**WHAT IS EXPECTED**
Transcribe the whole listing without a single picture.
------------------------------------------------------------------------
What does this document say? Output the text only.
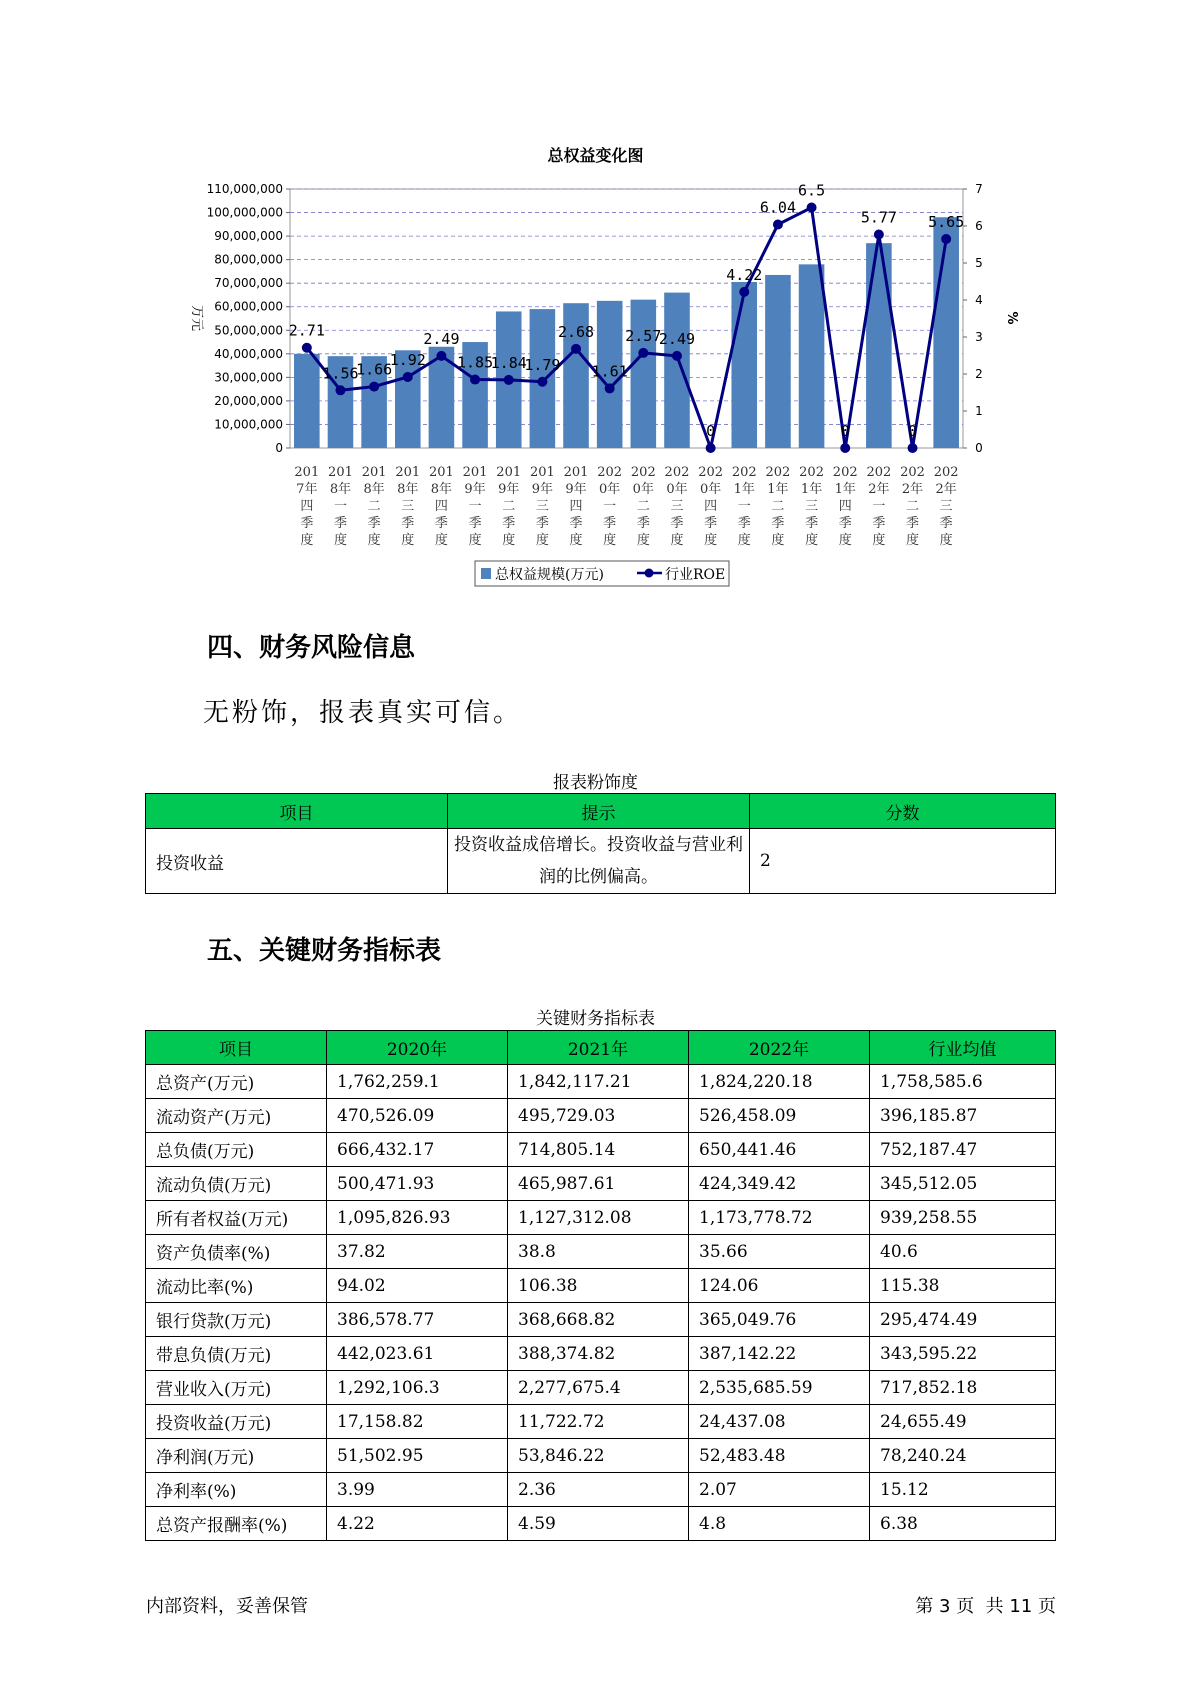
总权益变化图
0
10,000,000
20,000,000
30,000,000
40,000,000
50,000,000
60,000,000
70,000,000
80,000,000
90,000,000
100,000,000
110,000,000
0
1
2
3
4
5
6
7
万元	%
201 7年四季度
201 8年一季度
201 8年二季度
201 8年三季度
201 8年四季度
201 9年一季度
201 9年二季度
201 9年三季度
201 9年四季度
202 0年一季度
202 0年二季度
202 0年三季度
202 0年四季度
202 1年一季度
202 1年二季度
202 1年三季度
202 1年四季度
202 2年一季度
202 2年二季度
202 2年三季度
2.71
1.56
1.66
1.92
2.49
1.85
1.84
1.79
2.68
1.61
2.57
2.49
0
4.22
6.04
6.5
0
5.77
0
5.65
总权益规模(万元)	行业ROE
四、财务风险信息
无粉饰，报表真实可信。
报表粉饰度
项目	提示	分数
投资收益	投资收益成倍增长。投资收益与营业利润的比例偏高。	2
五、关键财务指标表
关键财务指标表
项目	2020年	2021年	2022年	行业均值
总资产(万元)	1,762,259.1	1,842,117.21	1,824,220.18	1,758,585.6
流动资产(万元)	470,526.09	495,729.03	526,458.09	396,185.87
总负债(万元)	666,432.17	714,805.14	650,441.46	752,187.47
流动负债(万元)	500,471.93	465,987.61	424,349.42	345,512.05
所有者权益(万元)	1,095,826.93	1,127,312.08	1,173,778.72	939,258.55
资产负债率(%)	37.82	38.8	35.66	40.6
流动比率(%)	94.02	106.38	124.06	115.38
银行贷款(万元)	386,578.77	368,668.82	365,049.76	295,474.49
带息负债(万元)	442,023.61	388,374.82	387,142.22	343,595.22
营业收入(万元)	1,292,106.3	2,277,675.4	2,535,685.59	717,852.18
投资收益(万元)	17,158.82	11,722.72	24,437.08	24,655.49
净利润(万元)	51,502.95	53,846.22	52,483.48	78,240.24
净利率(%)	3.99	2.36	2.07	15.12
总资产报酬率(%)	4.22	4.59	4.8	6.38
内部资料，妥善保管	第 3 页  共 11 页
------------------------------------------------------------------------
**EXERCISE RESPONSE**
What does this document say? Output the text only.
总权益变化图
0
10,000,000
20,000,000
30,000,000
40,000,000
50,000,000
60,000,000
70,000,000
80,000,000
90,000,000
100,000,000
110,000,000
0
1
2
3
4
5
6
7
万元	%
201 7年四季度
201 8年一季度
201 8年二季度
201 8年三季度
201 8年四季度
201 9年一季度
201 9年二季度
201 9年三季度
201 9年四季度
202 0年一季度
202 0年二季度
202 0年三季度
202 0年四季度
202 1年一季度
202 1年二季度
202 1年三季度
202 1年四季度
202 2年一季度
202 2年二季度
202 2年三季度
2.71
1.56
1.66
1.92
2.49
1.85
1.84
1.79
2.68
1.61
2.57
2.49
0
4.22
6.04
6.5
0
5.77
0
5.65
总权益规模(万元)	行业ROE
四、财务风险信息
无粉饰，报表真实可信。
报表粉饰度
项目	提示	分数
投资收益	投资收益成倍增长。投资收益与营业利润的比例偏高。	2
五、关键财务指标表
关键财务指标表
项目	2020年	2021年	2022年	行业均值
总资产(万元)	1,762,259.1	1,842,117.21	1,824,220.18	1,758,585.6
流动资产(万元)	470,526.09	495,729.03	526,458.09	396,185.87
总负债(万元)	666,432.17	714,805.14	650,441.46	752,187.47
流动负债(万元)	500,471.93	465,987.61	424,349.42	345,512.05
所有者权益(万元)	1,095,826.93	1,127,312.08	1,173,778.72	939,258.55
资产负债率(%)	37.82	38.8	35.66	40.6
流动比率(%)	94.02	106.38	124.06	115.38
银行贷款(万元)	386,578.77	368,668.82	365,049.76	295,474.49
带息负债(万元)	442,023.61	388,374.82	387,142.22	343,595.22
营业收入(万元)	1,292,106.3	2,277,675.4	2,535,685.59	717,852.18
投资收益(万元)	17,158.82	11,722.72	24,437.08	24,655.49
净利润(万元)	51,502.95	53,846.22	52,483.48	78,240.24
净利率(%)	3.99	2.36	2.07	15.12
总资产报酬率(%)	4.22	4.59	4.8	6.38
内部资料，妥善保管	第 3 页  共 11 页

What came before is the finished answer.